Bounding box annotations:

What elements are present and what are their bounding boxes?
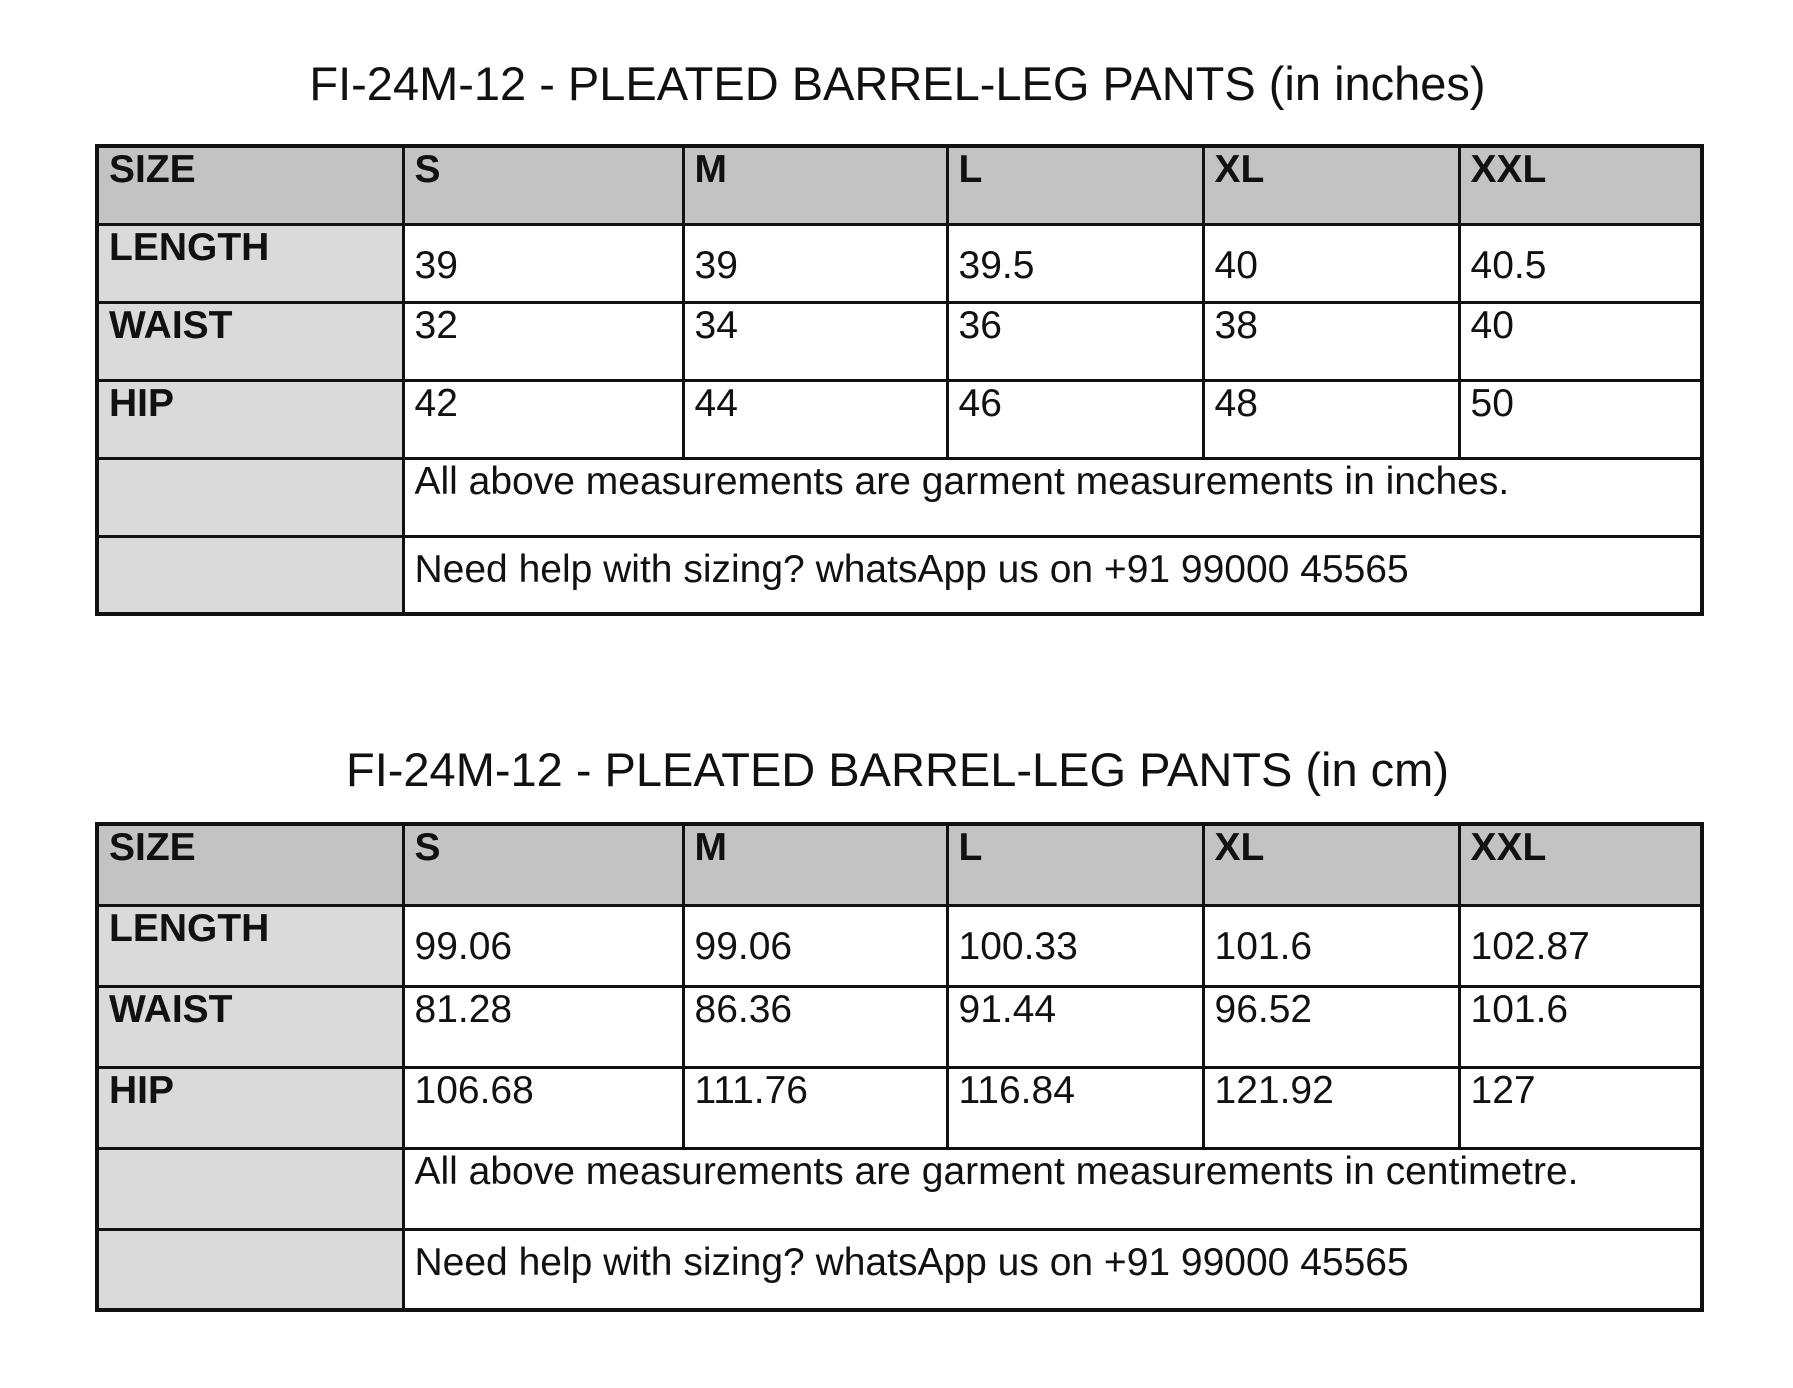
table-cell: 42 bbox=[403, 380, 683, 458]
table-header-row bbox=[97, 824, 1702, 905]
table-cell: 96.52 bbox=[1203, 986, 1459, 1067]
row-label-empty bbox=[97, 536, 403, 614]
table-row-waist bbox=[97, 986, 1702, 1067]
row-label-empty bbox=[97, 1148, 403, 1229]
table-cell: 46 bbox=[947, 380, 1203, 458]
row-label-length: LENGTH bbox=[97, 224, 403, 302]
header-s: S bbox=[403, 146, 683, 224]
table-cell: 99.06 bbox=[683, 905, 947, 986]
table-cell: 32 bbox=[403, 302, 683, 380]
measurement-note: All above measurements are garment measurements in centimetre. bbox=[403, 1148, 1702, 1229]
sizing-help-text: Need help with sizing? whatsApp us on +91 99000 45565 bbox=[403, 536, 1702, 614]
size-chart-inches bbox=[95, 52, 1700, 616]
measurement-note: All above measurements are garment measurements in inches. bbox=[403, 458, 1702, 536]
table-cell: 40 bbox=[1203, 224, 1459, 302]
table-row-length bbox=[97, 905, 1702, 986]
header-xl: XL bbox=[1203, 824, 1459, 905]
header-l: L bbox=[947, 824, 1203, 905]
table-cell: 81.28 bbox=[403, 986, 683, 1067]
row-label-waist: WAIST bbox=[97, 302, 403, 380]
row-label-length: LENGTH bbox=[97, 905, 403, 986]
row-label-hip: HIP bbox=[97, 380, 403, 458]
row-label-empty bbox=[97, 458, 403, 536]
table-cell: 44 bbox=[683, 380, 947, 458]
chart-title-cm: FI-24M-12 - PLEATED BARREL-LEG PANTS (in cm) bbox=[346, 743, 1449, 796]
table-cell: 127 bbox=[1459, 1067, 1702, 1148]
table-cell: 99.06 bbox=[403, 905, 683, 986]
table-cell: 39.5 bbox=[947, 224, 1203, 302]
table-cell: 39 bbox=[683, 224, 947, 302]
table-cell: 111.76 bbox=[683, 1067, 947, 1148]
header-m: M bbox=[683, 824, 947, 905]
table-header-row bbox=[97, 146, 1702, 224]
table-row-hip bbox=[97, 380, 1702, 458]
table-cell: 102.87 bbox=[1459, 905, 1702, 986]
size-table-cm bbox=[95, 822, 1704, 1312]
table-row-length bbox=[97, 224, 1702, 302]
table-row-note bbox=[97, 458, 1702, 536]
sizing-help-text: Need help with sizing? whatsApp us on +91 99000 45565 bbox=[403, 1229, 1702, 1310]
table-cell: 86.36 bbox=[683, 986, 947, 1067]
table-cell: 36 bbox=[947, 302, 1203, 380]
table-cell: 40 bbox=[1459, 302, 1702, 380]
row-label-hip: HIP bbox=[97, 1067, 403, 1148]
table-cell: 39 bbox=[403, 224, 683, 302]
header-xxl: XXL bbox=[1459, 146, 1702, 224]
table-row-hip bbox=[97, 1067, 1702, 1148]
header-m: M bbox=[683, 146, 947, 224]
table-cell: 116.84 bbox=[947, 1067, 1203, 1148]
chart-title-inches: FI-24M-12 - PLEATED BARREL-LEG PANTS (in inches) bbox=[309, 57, 1486, 110]
table-cell: 101.6 bbox=[1203, 905, 1459, 986]
table-cell: 100.33 bbox=[947, 905, 1203, 986]
table-cell: 34 bbox=[683, 302, 947, 380]
table-row-waist bbox=[97, 302, 1702, 380]
header-size: SIZE bbox=[97, 824, 403, 905]
table-cell: 40.5 bbox=[1459, 224, 1702, 302]
table-cell: 101.6 bbox=[1459, 986, 1702, 1067]
table-cell: 121.92 bbox=[1203, 1067, 1459, 1148]
table-row-note bbox=[97, 1148, 1702, 1229]
table-row-help bbox=[97, 536, 1702, 614]
size-chart-cm bbox=[95, 738, 1700, 1312]
row-label-waist: WAIST bbox=[97, 986, 403, 1067]
header-xl: XL bbox=[1203, 146, 1459, 224]
table-cell: 91.44 bbox=[947, 986, 1203, 1067]
table-cell: 106.68 bbox=[403, 1067, 683, 1148]
header-s: S bbox=[403, 824, 683, 905]
size-table-inches bbox=[95, 144, 1704, 616]
row-label-empty bbox=[97, 1229, 403, 1310]
table-row-help bbox=[97, 1229, 1702, 1310]
header-l: L bbox=[947, 146, 1203, 224]
header-xxl: XXL bbox=[1459, 824, 1702, 905]
table-cell: 50 bbox=[1459, 380, 1702, 458]
table-cell: 48 bbox=[1203, 380, 1459, 458]
header-size: SIZE bbox=[97, 146, 403, 224]
table-cell: 38 bbox=[1203, 302, 1459, 380]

▶ Given request: Pull together every line above that contains the string "label".

▶ Solution for this exercise:
row-label-empty bbox=[97, 536, 403, 614]
row-label-empty bbox=[97, 1148, 403, 1229]
row-label-length: LENGTH bbox=[97, 224, 403, 302]
row-label-waist: WAIST bbox=[97, 302, 403, 380]
row-label-length: LENGTH bbox=[97, 905, 403, 986]
row-label-hip: HIP bbox=[97, 380, 403, 458]
row-label-empty bbox=[97, 458, 403, 536]
row-label-hip: HIP bbox=[97, 1067, 403, 1148]
row-label-waist: WAIST bbox=[97, 986, 403, 1067]
row-label-empty bbox=[97, 1229, 403, 1310]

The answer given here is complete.